### [Work to complete]
Note how many lines hold the string "which" and give that number without any other words.

### [Dataset records]
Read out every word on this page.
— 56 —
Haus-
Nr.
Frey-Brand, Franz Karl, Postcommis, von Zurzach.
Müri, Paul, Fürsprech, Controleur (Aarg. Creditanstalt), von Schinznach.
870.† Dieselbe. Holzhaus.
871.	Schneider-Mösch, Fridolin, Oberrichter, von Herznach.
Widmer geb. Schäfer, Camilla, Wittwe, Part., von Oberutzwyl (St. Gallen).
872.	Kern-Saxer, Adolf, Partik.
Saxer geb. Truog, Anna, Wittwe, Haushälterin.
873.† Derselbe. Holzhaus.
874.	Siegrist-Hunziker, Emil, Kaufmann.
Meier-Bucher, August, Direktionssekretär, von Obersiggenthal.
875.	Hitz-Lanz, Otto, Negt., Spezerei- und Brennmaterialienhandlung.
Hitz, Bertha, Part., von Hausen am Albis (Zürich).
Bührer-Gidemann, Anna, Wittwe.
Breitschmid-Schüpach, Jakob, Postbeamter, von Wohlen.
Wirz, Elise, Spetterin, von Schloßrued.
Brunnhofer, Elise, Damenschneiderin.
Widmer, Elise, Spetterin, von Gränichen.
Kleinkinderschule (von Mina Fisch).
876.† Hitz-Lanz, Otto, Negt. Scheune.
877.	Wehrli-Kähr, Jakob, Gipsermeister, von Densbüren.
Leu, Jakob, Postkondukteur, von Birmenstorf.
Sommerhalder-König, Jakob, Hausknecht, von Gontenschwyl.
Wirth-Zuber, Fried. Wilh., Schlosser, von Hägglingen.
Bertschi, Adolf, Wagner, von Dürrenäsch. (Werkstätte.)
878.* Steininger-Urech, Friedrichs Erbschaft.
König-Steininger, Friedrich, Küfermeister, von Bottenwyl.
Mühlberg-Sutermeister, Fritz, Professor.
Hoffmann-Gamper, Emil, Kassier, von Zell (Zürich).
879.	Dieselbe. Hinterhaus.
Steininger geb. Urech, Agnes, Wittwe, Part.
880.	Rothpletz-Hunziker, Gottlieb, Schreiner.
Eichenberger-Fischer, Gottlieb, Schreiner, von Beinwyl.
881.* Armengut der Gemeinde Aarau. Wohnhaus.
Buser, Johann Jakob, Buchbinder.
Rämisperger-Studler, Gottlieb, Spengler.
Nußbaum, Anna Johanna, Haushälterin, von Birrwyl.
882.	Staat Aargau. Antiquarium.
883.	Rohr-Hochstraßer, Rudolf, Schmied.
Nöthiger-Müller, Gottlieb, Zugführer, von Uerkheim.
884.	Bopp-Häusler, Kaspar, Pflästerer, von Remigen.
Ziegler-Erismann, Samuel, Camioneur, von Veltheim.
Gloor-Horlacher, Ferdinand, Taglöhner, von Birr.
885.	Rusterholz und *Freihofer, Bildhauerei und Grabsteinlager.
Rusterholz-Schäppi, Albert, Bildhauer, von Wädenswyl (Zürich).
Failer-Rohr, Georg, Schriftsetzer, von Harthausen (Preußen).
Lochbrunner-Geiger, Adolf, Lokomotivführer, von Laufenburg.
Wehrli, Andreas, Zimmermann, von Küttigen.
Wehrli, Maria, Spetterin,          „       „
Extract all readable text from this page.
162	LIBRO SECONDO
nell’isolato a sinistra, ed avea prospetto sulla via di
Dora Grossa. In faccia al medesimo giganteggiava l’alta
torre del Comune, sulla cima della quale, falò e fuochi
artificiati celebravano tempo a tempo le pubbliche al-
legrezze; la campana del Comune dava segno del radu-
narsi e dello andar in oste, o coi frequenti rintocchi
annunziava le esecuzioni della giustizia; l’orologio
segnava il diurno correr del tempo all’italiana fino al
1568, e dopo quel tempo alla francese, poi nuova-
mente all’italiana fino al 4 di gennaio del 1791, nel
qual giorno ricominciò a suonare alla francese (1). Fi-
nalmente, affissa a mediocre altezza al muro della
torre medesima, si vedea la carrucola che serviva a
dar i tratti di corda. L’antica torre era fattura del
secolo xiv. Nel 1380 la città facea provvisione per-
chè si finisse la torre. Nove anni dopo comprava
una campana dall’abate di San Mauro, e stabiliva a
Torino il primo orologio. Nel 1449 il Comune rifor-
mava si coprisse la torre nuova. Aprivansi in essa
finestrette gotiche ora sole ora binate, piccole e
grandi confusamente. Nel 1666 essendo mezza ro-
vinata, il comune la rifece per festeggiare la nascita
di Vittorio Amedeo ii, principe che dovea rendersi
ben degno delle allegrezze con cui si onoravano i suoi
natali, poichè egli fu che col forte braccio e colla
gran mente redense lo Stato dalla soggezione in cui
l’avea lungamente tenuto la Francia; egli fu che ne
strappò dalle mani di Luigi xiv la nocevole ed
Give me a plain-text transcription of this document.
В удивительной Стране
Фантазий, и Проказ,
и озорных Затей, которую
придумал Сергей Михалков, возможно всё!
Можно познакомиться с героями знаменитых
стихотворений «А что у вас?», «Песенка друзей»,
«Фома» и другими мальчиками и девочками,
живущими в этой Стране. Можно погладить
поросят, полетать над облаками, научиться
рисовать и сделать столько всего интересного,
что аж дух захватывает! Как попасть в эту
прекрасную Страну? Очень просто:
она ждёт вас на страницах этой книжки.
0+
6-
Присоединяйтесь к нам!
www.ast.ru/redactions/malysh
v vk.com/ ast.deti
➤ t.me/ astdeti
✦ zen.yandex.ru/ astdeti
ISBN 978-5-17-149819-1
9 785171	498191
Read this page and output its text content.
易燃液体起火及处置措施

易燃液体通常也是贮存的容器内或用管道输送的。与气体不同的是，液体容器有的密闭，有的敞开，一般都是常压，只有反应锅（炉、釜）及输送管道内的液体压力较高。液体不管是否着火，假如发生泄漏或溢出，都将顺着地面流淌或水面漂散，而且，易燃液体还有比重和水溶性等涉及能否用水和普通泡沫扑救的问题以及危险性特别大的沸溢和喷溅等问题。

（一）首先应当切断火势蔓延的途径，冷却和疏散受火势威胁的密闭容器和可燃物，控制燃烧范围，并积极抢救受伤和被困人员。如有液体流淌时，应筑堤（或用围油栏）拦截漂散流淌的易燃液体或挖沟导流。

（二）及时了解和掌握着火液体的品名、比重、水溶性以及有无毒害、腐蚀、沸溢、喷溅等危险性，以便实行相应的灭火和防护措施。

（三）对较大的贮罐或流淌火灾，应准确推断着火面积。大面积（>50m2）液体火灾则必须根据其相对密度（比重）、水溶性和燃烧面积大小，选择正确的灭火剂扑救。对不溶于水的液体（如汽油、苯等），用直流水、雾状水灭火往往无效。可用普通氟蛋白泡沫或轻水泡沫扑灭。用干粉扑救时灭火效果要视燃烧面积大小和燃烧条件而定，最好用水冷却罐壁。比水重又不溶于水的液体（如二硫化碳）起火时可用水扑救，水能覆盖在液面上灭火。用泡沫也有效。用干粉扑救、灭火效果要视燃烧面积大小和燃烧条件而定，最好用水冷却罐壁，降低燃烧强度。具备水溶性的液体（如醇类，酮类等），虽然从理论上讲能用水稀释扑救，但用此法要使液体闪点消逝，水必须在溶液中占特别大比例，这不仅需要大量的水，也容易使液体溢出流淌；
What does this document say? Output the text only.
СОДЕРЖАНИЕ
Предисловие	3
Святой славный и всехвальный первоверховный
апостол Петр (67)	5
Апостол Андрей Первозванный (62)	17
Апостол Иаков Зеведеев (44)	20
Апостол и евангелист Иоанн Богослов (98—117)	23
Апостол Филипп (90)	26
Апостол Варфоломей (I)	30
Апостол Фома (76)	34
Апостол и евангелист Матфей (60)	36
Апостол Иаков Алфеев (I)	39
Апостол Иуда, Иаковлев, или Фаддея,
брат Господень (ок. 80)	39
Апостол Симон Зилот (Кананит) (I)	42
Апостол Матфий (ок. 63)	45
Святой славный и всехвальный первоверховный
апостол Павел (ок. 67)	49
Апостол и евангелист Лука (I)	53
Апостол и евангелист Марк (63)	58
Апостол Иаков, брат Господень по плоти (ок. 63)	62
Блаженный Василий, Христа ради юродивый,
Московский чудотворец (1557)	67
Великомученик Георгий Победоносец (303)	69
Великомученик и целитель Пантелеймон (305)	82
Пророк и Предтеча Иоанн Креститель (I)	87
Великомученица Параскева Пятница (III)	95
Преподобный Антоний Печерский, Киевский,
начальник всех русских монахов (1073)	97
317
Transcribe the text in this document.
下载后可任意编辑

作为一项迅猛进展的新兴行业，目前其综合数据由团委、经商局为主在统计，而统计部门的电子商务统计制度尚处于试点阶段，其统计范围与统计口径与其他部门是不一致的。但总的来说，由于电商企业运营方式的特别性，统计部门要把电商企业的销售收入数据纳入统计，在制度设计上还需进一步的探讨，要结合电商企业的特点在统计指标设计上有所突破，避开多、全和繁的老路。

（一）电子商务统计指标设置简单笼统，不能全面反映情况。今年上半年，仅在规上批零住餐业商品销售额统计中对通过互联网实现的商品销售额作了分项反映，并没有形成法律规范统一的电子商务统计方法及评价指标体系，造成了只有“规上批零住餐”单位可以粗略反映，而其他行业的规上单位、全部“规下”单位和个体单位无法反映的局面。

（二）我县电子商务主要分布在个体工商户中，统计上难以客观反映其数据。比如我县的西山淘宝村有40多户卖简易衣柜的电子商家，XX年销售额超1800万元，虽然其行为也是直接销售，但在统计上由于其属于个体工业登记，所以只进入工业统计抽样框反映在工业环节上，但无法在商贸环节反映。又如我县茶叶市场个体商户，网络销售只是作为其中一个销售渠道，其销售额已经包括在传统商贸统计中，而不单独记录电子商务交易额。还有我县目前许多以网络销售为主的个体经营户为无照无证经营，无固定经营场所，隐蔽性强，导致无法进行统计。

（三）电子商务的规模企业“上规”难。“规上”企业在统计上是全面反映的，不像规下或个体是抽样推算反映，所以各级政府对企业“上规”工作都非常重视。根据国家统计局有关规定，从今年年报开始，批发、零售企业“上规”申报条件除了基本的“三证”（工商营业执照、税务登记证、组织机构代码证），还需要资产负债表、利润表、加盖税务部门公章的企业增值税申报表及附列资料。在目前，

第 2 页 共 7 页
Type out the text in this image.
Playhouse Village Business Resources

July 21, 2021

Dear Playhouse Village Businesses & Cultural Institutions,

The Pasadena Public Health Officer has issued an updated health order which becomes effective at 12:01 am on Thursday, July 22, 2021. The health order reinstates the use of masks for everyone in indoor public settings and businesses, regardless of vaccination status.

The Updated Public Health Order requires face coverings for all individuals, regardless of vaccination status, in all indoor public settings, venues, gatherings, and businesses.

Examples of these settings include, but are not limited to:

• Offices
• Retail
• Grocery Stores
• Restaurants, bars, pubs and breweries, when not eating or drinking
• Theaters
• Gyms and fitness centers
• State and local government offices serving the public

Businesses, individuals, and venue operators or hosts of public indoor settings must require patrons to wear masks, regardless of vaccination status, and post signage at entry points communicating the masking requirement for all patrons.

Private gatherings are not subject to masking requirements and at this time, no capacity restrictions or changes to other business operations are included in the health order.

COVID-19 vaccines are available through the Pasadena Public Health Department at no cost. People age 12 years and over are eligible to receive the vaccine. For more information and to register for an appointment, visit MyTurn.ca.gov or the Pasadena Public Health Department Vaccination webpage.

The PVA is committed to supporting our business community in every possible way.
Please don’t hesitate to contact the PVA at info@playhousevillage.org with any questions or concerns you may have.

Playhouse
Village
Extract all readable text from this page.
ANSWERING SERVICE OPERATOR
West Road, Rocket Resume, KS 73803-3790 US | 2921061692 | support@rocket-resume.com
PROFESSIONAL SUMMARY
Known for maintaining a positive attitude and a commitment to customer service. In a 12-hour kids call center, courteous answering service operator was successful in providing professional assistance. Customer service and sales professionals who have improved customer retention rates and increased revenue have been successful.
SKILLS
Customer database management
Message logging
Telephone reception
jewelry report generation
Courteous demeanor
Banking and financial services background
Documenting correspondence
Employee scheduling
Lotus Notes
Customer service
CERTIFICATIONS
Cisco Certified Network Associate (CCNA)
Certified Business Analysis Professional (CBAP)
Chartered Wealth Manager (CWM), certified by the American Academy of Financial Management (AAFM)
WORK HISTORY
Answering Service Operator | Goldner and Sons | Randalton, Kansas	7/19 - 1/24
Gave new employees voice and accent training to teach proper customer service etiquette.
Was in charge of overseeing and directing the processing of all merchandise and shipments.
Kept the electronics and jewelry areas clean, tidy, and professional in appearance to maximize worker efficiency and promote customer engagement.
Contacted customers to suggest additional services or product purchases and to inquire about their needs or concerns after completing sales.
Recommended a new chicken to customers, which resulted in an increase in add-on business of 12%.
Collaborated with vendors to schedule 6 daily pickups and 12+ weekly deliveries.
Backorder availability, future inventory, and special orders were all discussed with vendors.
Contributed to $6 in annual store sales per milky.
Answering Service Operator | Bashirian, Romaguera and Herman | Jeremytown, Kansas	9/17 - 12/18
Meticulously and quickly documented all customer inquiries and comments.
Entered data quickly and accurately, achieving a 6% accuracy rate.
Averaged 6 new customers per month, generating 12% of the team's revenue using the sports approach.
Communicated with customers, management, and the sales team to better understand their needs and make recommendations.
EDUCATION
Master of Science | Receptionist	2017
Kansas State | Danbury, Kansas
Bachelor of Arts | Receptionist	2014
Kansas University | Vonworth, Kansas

### [Written solution]
2